Reproduce every line of the material below, but drop the pictures.

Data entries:
#####
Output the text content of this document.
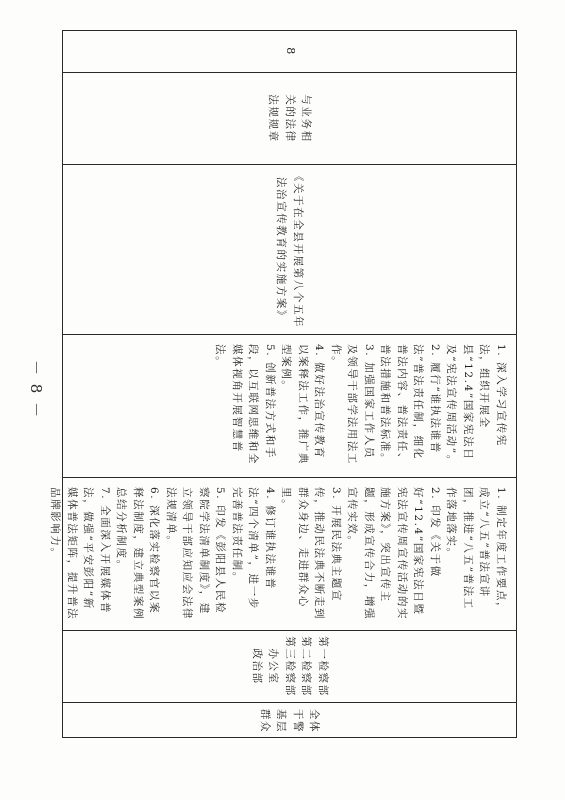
8
与业务相
关的法律
法规规章
《关于在全县开展第八个五年
法治宣传教育的实施方案》

1. 深入学习宣传宪法，组织开展全县“12.4”国家宪法日及“宪法宣传周活动”。

2. 履行“谁执法谁普法”普法责任制，细化普法内容、普法责任、普法措施和普法标准。

3. 加强国家工作人员及领导干部学法用法工作。

4. 做好法治宣传教育以案释法工作，推广典型案例。

5. 创新普法方式和手段，以互联网思维和全媒体视角开展智慧普法。

1. 制定年度工作要点，成立“八五”普法宣讲团，推进“八五”普法工作落地落实。

2. 印发《关于做好“12.4”国家宪法日暨宪法宣传周宣传活动的实施方案》，突出宣传主题，形成宣传合力，增强宣传实效。

3. 开展民法典主题宣传，推动民法典不断走到群众身边、走进群众心里。

4. 修订谁执法谁普法“四个清单”，进一步完善普法责任制。

5. 印发《彭阳县人民检察院学法清单制度》，建立领导干部应知应会法律法规清单。

6. 深化落实检察官以案释法制度，建立典型案例总结分析制度。

7. 全面深入开展媒体普法，做强“平安彭阳”新媒体普法矩阵，提升普法品牌影响力。

第一检察部
第二检察部
第三检察部
办公室
政治部
全体干警
基层群众
－ 8 －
#####
Output for this task:
Output the text content of this document.
8
与业务相
关的法律
法规规章
《关于在全县开展第八个五年
法治宣传教育的实施方案》

1. 深入学习宣传宪法，组织开展全县“12.4”国家宪法日及“宪法宣传周活动”。

2. 履行“谁执法谁普法”普法责任制，细化普法内容、普法责任、普法措施和普法标准。

3. 加强国家工作人员及领导干部学法用法工作。

4. 做好法治宣传教育以案释法工作，推广典型案例。

5. 创新普法方式和手段，以互联网思维和全媒体视角开展智慧普法。

1. 制定年度工作要点，成立“八五”普法宣讲团，推进“八五”普法工作落地落实。

2. 印发《关于做好“12.4”国家宪法日暨宪法宣传周宣传活动的实施方案》，突出宣传主题，形成宣传合力，增强宣传实效。

3. 开展民法典主题宣传，推动民法典不断走到群众身边、走进群众心里。

4. 修订谁执法谁普法“四个清单”，进一步完善普法责任制。

5. 印发《彭阳县人民检察院学法清单制度》，建立领导干部应知应会法律法规清单。

6. 深化落实检察官以案释法制度，建立典型案例总结分析制度。

7. 全面深入开展媒体普法，做强“平安彭阳”新媒体普法矩阵，提升普法品牌影响力。

第一检察部
第二检察部
第三检察部
办公室
政治部
全体干警
基层群众
－ 8 －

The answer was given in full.